▸ Written problem a: In the records, change "legend-label" to "legend-text" wherever it occurs, and reproduce the lines from the start of the records through the line containing "legend-swatch-1: 1 bbox=[788, 298, 822, 332]", inclusive, with nothing else altered.

▸ Extract provided:
————————

Carolyn Daughters  26:52
Neither one. They were both terrible.

Neil Nyren  26:56
Did you like that alcoholic woman, The Girl on the Train you did not like her, but these two books like transformed psychological suspense, so we don’t pay any interested in that anymore. Other writers have taken this various sub genres and they’ve mashed them up themselves, like Rex Stout took this traditional problem solving person in a persona of Nero Wolfe, and then paired him with Archie Goodwin, who was this wisecracking, traditional leg man, Private Eye, Hard Boiled Carl Hiaasen combined in an environmental thriller with film noir. Tom Clancy took the military thriller, and he married it to the political thriller, filled them all up with technology and invented the techno thriller. And still others have gone farther than that. I mean, they’ve taken the entire genre of crime fiction and they’ve paired it with science fiction, but have paired it with horror and paired it with the paranormal. I mean, people like Stephen King and Dean Koontz and Charlie Harrison just the obvious people. But like, there’s one book I always like to cite. It’s called The Seven and a half deaths of evil and hard castle, and that’s by a guy named Stuart Turton. And it’s a very traditional Christie, like isolated manor house of many suspects, type of mystery. But there is one key difference, the protagonist is stuck in an endless time loop, and every day he wakes up in the body of a different suspect, and he has to proceed from there. Now I don’t know how the author of the thought of that, but I’m so glad that he did. And when something like that works, when, when any book that breaks the rules work, there’s a special exhilaration in it, like, did he just do that? Can I do that? Yes, you can do that, and Eric Ambler definitely broke the rules. And as we said, He’s changing the face of suspense fiction ever since.

————————

Region boundary data
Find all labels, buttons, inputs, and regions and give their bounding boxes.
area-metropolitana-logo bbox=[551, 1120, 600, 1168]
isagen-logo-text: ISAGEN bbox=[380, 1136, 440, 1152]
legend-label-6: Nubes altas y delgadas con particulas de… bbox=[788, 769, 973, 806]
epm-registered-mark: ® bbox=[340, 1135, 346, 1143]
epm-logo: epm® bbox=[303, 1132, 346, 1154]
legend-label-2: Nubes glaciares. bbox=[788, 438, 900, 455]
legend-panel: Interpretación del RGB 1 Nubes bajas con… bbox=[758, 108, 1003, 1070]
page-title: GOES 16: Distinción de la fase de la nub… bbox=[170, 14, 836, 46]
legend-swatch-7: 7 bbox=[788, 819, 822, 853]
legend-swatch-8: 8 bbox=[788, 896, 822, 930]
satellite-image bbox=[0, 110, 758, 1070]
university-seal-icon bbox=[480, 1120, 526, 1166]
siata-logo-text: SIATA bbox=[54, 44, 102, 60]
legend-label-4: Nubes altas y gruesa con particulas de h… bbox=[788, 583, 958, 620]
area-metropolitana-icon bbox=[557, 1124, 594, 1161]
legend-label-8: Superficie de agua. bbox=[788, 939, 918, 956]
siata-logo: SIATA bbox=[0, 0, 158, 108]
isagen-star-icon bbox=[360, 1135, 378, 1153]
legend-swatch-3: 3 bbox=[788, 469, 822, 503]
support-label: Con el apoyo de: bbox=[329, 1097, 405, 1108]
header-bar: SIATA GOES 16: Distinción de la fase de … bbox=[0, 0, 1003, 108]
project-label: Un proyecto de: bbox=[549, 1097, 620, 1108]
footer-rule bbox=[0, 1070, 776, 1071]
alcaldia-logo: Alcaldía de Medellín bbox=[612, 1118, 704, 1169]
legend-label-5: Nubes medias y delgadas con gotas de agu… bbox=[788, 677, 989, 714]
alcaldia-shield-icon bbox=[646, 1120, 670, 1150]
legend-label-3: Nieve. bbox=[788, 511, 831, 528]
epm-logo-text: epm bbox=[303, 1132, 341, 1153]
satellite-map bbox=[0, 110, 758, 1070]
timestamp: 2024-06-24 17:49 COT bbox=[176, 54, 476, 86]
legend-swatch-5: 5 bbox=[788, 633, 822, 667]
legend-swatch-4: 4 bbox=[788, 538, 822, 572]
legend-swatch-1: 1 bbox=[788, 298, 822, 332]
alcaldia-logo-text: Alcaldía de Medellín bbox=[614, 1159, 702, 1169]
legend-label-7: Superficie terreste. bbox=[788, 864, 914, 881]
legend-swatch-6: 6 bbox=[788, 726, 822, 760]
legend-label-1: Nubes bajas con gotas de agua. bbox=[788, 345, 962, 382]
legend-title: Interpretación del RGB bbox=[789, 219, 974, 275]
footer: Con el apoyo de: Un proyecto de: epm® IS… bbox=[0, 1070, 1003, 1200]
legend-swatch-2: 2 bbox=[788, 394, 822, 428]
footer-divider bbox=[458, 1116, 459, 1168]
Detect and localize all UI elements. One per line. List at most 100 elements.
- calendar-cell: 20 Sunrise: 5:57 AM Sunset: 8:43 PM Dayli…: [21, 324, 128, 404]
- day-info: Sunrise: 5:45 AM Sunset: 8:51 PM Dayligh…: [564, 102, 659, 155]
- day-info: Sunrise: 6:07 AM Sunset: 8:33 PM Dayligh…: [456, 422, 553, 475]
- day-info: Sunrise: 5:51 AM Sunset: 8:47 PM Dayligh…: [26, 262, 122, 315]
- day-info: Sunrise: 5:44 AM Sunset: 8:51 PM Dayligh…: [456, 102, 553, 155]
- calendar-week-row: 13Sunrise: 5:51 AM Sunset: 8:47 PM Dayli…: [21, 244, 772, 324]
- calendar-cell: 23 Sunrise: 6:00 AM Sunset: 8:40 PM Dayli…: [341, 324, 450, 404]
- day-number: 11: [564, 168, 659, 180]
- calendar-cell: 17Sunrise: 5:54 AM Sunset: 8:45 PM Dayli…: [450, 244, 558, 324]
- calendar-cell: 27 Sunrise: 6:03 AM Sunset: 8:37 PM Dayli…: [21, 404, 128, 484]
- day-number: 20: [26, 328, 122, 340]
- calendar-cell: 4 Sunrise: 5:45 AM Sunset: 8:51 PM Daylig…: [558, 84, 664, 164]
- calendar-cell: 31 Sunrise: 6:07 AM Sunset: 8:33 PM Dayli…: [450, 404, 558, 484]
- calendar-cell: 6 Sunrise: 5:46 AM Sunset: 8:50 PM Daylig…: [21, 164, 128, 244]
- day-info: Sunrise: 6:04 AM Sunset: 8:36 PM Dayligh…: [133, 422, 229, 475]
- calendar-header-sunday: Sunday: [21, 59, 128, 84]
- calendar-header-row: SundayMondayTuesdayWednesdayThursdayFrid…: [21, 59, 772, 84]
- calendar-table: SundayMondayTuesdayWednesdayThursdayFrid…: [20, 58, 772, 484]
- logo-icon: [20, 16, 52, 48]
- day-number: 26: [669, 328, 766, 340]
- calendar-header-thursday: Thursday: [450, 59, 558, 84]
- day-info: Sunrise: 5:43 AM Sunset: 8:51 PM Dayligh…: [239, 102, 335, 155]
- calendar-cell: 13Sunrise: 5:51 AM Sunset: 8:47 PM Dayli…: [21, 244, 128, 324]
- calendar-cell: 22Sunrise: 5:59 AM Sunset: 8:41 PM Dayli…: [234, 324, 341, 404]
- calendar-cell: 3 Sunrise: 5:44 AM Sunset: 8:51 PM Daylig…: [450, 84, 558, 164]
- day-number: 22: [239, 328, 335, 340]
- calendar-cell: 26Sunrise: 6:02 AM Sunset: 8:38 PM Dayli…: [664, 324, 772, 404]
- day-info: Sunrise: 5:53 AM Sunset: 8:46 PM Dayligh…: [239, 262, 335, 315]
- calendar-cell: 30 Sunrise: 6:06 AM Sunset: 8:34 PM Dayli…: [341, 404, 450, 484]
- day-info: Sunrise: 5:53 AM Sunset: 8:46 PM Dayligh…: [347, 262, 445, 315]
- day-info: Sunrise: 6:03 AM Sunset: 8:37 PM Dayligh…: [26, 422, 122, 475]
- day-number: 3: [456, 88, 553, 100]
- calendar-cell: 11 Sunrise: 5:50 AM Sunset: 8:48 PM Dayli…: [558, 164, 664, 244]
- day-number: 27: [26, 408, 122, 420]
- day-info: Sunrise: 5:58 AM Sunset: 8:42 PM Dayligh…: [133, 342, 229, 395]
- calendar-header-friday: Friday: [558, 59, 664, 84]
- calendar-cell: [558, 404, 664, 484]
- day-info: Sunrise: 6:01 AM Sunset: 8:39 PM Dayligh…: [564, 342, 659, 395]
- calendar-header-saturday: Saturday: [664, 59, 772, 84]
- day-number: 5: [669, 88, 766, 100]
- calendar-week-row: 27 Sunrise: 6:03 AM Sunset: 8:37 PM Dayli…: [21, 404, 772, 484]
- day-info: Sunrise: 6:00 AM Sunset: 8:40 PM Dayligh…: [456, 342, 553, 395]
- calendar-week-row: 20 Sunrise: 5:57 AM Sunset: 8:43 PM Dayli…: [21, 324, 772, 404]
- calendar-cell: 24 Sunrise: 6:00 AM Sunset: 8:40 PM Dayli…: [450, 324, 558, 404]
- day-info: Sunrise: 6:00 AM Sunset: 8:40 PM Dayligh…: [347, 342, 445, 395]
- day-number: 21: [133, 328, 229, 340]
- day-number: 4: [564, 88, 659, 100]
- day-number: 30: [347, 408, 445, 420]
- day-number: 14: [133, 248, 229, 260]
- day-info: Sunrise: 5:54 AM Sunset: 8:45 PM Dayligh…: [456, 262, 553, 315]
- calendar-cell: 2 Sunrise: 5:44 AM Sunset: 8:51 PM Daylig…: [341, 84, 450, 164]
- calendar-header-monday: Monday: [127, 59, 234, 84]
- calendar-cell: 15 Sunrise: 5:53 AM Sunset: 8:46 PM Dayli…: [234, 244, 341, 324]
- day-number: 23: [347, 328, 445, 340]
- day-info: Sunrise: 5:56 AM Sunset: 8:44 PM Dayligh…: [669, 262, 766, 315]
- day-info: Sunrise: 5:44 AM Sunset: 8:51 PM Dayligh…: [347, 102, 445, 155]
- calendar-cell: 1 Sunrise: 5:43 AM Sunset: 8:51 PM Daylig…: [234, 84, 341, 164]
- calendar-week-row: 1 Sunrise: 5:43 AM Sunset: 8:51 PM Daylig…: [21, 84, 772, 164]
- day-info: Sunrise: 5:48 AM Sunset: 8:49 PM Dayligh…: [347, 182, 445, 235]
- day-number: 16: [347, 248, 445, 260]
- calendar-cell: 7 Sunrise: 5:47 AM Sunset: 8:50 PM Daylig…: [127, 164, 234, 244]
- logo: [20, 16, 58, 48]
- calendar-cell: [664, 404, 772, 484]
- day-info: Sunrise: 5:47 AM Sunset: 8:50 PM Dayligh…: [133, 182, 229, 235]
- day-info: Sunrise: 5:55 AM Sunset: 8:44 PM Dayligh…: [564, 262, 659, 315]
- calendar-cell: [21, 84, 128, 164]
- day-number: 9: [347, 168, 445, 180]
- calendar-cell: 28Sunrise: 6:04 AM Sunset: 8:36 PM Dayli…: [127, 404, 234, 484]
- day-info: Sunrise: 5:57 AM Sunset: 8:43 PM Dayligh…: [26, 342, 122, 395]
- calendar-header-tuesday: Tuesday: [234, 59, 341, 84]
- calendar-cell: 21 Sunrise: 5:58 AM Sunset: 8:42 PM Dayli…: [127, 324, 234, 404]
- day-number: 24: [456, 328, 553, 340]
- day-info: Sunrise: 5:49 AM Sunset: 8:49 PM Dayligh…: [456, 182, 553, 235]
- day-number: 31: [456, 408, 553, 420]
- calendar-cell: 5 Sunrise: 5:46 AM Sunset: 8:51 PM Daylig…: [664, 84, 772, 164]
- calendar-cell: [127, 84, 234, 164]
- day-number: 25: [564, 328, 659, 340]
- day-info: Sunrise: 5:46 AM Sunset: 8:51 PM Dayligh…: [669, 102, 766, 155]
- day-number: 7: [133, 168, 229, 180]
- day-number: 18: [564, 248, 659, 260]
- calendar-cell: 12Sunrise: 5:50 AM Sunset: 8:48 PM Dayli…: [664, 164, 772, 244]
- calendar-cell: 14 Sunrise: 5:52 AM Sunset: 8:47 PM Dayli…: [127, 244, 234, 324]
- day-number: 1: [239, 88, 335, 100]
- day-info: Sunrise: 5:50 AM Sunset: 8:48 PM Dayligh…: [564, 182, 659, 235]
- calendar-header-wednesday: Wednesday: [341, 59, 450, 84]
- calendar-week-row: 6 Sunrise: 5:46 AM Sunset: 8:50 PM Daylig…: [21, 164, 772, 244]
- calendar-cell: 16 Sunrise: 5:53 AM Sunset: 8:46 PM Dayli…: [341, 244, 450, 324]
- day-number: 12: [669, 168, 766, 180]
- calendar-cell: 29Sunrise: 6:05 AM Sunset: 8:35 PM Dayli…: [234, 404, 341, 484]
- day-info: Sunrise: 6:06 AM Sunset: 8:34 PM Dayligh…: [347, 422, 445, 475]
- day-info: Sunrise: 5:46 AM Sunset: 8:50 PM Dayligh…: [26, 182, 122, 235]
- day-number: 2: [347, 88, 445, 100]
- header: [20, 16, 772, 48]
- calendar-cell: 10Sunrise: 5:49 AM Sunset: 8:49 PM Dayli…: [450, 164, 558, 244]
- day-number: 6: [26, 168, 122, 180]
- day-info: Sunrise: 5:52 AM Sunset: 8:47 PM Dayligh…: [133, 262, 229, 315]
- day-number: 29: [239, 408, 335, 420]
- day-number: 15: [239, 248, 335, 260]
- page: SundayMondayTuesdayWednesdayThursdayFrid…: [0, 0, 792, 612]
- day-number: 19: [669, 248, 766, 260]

————————

▸ Written problem b:
Answer these questions from the crime fiction transcript:
(i) Whom did Rex Stout pair Nero Wolfe with?
(ii) Which two kinds of thriller did Tom Clancy join together?
(iii) In the Stuart Turton book, what happens to the protagonist every day?

▸ Final result a:
Find all labels, buttons, inputs, and regions and give their bounding boxes.
area-metropolitana-logo bbox=[551, 1120, 600, 1168]
isagen-logo-text: ISAGEN bbox=[380, 1136, 440, 1152]
legend-text-6: Nubes altas y delgadas con particulas de… bbox=[788, 769, 973, 806]
epm-registered-mark: ® bbox=[340, 1135, 346, 1143]
epm-logo: epm® bbox=[303, 1132, 346, 1154]
legend-text-2: Nubes glaciares. bbox=[788, 438, 900, 455]
legend-panel: Interpretación del RGB 1 Nubes bajas con… bbox=[758, 108, 1003, 1070]
page-title: GOES 16: Distinción de la fase de la nub… bbox=[170, 14, 836, 46]
legend-swatch-7: 7 bbox=[788, 819, 822, 853]
legend-swatch-8: 8 bbox=[788, 896, 822, 930]
satellite-image bbox=[0, 110, 758, 1070]
university-seal-icon bbox=[480, 1120, 526, 1166]
siata-logo-text: SIATA bbox=[54, 44, 102, 60]
legend-text-4: Nubes altas y gruesa con particulas de h… bbox=[788, 583, 958, 620]
area-metropolitana-icon bbox=[557, 1124, 594, 1161]
legend-text-8: Superficie de agua. bbox=[788, 939, 918, 956]
siata-logo: SIATA bbox=[0, 0, 158, 108]
isagen-star-icon bbox=[360, 1135, 378, 1153]
legend-swatch-3: 3 bbox=[788, 469, 822, 503]
support-label: Con el apoyo de: bbox=[329, 1097, 405, 1108]
header-bar: SIATA GOES 16: Distinción de la fase de … bbox=[0, 0, 1003, 108]
project-label: Un proyecto de: bbox=[549, 1097, 620, 1108]
footer-rule bbox=[0, 1070, 776, 1071]
alcaldia-logo: Alcaldía de Medellín bbox=[612, 1118, 704, 1169]
legend-text-5: Nubes medias y delgadas con gotas de agu… bbox=[788, 677, 989, 714]
alcaldia-shield-icon bbox=[646, 1120, 670, 1150]
legend-text-3: Nieve. bbox=[788, 511, 831, 528]
epm-logo-text: epm bbox=[303, 1132, 341, 1153]
satellite-map bbox=[0, 110, 758, 1070]
timestamp: 2024-06-24 17:49 COT bbox=[176, 54, 476, 86]
legend-swatch-5: 5 bbox=[788, 633, 822, 667]
legend-swatch-4: 4 bbox=[788, 538, 822, 572]
legend-swatch-1: 1 bbox=[788, 298, 822, 332]

▸ Final result b:
(i) Archie Goodwin.
(ii) The military thriller and the political thriller.
(iii) He wakes up in the body of a different suspect.